• WRITTEN TASK:
Please write out the material below word for word, starting at the first line and ending at the line that contains "image-striped-curtain bbox=[794, 894, 828, 1019]".

• EXERCISE INPUTS:

==============================

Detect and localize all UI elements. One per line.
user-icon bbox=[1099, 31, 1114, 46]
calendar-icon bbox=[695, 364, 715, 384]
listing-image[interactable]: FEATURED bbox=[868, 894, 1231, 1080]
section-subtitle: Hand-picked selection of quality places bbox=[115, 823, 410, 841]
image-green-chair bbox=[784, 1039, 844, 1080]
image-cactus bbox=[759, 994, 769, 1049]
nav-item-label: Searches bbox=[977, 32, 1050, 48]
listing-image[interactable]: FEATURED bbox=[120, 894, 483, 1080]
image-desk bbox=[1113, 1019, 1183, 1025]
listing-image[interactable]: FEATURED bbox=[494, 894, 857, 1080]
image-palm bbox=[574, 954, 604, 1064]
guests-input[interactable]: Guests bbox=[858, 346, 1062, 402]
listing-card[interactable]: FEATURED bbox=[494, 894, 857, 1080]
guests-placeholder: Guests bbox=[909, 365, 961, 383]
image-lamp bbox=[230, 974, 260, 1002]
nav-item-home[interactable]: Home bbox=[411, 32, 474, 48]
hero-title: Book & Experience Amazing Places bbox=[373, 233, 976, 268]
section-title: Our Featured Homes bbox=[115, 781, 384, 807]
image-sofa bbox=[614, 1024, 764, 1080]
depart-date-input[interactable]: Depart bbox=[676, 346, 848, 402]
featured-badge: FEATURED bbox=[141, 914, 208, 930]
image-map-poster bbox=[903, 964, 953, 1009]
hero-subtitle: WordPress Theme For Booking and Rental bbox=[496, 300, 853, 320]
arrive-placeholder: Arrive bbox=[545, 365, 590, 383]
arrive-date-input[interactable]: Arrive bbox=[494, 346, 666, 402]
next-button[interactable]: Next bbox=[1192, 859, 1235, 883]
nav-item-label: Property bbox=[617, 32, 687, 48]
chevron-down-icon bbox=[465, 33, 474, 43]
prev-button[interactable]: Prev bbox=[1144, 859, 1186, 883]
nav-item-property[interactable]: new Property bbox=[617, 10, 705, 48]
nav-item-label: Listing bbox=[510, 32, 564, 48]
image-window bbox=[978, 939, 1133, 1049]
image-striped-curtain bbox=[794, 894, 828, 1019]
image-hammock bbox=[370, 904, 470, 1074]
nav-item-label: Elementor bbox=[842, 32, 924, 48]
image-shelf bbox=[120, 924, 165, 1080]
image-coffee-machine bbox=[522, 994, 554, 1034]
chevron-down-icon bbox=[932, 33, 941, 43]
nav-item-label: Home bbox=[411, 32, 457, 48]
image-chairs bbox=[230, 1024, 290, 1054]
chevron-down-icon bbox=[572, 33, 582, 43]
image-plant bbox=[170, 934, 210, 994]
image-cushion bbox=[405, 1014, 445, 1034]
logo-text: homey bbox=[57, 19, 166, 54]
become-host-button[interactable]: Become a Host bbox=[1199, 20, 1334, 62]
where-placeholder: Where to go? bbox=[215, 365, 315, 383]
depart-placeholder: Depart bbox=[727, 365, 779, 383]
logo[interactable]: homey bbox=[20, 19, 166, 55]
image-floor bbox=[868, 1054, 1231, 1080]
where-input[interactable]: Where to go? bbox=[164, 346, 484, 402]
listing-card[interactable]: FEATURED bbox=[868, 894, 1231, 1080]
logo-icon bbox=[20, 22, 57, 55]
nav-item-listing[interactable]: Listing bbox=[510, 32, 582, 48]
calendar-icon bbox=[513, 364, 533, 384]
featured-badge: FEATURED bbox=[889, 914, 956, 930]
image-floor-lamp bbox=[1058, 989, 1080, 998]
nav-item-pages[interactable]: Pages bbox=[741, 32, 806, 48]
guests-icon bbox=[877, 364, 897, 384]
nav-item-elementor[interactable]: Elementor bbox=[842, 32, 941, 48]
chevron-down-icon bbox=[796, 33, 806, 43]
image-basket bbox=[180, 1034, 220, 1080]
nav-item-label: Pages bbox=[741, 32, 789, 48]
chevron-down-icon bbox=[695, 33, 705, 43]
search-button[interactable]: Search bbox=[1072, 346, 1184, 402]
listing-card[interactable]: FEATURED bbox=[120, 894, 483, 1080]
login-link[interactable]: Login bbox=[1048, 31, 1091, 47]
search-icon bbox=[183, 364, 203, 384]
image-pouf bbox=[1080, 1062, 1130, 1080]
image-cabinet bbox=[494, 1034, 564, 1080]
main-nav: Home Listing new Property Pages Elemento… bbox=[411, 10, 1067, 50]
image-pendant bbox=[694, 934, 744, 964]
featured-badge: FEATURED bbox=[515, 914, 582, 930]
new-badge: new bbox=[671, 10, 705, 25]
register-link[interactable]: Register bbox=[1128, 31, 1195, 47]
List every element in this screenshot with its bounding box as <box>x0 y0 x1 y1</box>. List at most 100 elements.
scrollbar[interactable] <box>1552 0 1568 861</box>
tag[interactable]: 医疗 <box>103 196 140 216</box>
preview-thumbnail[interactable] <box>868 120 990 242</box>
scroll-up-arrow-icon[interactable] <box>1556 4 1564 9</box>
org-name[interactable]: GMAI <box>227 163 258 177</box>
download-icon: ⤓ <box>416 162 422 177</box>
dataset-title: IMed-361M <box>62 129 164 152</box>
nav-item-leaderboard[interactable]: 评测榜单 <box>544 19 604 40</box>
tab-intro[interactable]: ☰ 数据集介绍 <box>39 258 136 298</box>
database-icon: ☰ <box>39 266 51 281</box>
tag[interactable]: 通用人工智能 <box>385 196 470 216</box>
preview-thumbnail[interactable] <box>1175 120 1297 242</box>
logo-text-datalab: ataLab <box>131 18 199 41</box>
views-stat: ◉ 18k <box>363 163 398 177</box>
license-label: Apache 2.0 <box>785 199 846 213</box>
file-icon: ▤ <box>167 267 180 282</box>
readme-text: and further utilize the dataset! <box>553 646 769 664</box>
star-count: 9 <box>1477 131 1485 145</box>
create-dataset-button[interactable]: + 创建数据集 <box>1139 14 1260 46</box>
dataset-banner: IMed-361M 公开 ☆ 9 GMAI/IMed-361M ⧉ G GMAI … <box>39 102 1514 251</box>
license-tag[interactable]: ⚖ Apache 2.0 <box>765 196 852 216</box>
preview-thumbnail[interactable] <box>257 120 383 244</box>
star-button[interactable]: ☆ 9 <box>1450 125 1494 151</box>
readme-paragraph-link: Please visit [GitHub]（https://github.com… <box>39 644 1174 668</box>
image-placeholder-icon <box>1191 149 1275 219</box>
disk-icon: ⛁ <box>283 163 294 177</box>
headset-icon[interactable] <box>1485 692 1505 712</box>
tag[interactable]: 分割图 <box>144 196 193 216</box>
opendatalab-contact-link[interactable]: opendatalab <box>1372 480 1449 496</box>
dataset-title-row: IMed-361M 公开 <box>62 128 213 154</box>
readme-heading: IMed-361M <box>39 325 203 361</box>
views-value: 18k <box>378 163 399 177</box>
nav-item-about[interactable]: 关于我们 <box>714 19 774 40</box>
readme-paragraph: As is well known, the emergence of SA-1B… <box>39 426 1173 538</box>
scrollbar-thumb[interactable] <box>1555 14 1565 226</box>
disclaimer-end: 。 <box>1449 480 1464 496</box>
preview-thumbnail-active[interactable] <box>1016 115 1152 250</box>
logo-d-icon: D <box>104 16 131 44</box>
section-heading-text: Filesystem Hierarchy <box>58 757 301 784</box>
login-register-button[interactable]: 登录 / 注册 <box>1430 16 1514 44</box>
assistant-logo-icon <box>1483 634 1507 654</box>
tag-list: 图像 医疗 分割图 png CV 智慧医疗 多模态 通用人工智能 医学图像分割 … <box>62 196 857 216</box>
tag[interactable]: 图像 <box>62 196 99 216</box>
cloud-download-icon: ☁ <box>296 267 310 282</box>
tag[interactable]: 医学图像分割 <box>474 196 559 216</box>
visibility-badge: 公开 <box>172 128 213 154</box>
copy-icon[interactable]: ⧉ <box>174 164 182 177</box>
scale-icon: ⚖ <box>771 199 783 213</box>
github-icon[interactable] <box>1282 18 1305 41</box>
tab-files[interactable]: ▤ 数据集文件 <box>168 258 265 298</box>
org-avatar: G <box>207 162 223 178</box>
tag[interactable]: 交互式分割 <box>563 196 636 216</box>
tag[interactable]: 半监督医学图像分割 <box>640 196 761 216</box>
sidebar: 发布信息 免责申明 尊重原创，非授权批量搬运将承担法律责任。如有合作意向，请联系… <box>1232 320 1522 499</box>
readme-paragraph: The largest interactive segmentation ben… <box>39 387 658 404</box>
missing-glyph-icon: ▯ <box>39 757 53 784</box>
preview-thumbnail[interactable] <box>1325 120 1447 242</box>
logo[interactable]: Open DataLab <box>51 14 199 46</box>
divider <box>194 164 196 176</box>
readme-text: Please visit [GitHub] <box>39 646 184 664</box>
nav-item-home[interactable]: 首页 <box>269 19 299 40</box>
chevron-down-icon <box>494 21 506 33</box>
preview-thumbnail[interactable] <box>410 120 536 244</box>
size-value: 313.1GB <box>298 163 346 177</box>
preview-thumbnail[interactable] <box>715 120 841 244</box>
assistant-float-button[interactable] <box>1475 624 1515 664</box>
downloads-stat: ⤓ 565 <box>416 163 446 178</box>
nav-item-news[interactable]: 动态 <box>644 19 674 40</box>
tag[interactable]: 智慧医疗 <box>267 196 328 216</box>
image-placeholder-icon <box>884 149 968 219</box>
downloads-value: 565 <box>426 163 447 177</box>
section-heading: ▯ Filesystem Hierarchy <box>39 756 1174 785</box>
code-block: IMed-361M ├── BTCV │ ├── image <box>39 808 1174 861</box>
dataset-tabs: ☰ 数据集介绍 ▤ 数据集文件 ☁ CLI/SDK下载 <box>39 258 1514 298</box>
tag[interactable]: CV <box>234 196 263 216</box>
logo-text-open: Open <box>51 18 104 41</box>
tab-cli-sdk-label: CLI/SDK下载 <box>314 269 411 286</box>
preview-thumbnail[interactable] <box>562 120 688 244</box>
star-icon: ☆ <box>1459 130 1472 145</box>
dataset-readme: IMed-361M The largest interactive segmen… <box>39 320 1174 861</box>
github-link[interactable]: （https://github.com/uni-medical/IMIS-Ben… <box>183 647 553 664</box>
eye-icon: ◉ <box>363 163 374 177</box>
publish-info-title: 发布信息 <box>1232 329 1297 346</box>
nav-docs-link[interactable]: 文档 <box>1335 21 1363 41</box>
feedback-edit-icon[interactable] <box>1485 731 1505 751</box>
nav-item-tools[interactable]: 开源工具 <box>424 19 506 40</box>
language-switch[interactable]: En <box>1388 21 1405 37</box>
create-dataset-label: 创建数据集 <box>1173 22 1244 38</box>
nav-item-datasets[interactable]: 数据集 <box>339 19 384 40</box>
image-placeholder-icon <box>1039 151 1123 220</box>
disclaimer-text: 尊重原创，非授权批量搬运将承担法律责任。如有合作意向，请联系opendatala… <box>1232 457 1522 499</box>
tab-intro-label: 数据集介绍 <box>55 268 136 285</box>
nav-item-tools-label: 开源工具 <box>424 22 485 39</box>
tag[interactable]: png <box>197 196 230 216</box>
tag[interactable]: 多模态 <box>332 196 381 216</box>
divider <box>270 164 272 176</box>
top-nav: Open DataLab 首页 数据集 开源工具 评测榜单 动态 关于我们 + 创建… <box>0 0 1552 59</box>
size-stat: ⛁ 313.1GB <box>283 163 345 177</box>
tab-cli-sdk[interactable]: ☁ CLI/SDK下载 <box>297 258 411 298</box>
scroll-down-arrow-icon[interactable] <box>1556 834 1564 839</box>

==============================

• OUTPUT FOR THIS EXERCISE:
Detect and localize all UI elements. One per line.
user-icon bbox=[1099, 31, 1114, 46]
calendar-icon bbox=[695, 364, 715, 384]
listing-image[interactable]: FEATURED bbox=[868, 894, 1231, 1080]
section-subtitle: Hand-picked selection of quality places bbox=[115, 823, 410, 841]
image-green-chair bbox=[784, 1039, 844, 1080]
image-cactus bbox=[759, 994, 769, 1049]
nav-item-label: Searches bbox=[977, 32, 1050, 48]
listing-image[interactable]: FEATURED bbox=[120, 894, 483, 1080]
image-desk bbox=[1113, 1019, 1183, 1025]
listing-image[interactable]: FEATURED bbox=[494, 894, 857, 1080]
image-palm bbox=[574, 954, 604, 1064]
guests-input[interactable]: Guests bbox=[858, 346, 1062, 402]
listing-card[interactable]: FEATURED bbox=[494, 894, 857, 1080]
guests-placeholder: Guests bbox=[909, 365, 961, 383]
image-lamp bbox=[230, 974, 260, 1002]
nav-item-home[interactable]: Home bbox=[411, 32, 474, 48]
hero-title: Book & Experience Amazing Places bbox=[373, 233, 976, 268]
section-title: Our Featured Homes bbox=[115, 781, 384, 807]
image-sofa bbox=[614, 1024, 764, 1080]
depart-date-input[interactable]: Depart bbox=[676, 346, 848, 402]
featured-badge: FEATURED bbox=[141, 914, 208, 930]
image-map-poster bbox=[903, 964, 953, 1009]
hero-subtitle: WordPress Theme For Booking and Rental bbox=[496, 300, 853, 320]
arrive-placeholder: Arrive bbox=[545, 365, 590, 383]
arrive-date-input[interactable]: Arrive bbox=[494, 346, 666, 402]
next-button[interactable]: Next bbox=[1192, 859, 1235, 883]
nav-item-label: Property bbox=[617, 32, 687, 48]
chevron-down-icon bbox=[465, 33, 474, 43]
prev-button[interactable]: Prev bbox=[1144, 859, 1186, 883]
nav-item-property[interactable]: new Property bbox=[617, 10, 705, 48]
nav-item-label: Listing bbox=[510, 32, 564, 48]
image-window bbox=[978, 939, 1133, 1049]
image-striped-curtain bbox=[794, 894, 828, 1019]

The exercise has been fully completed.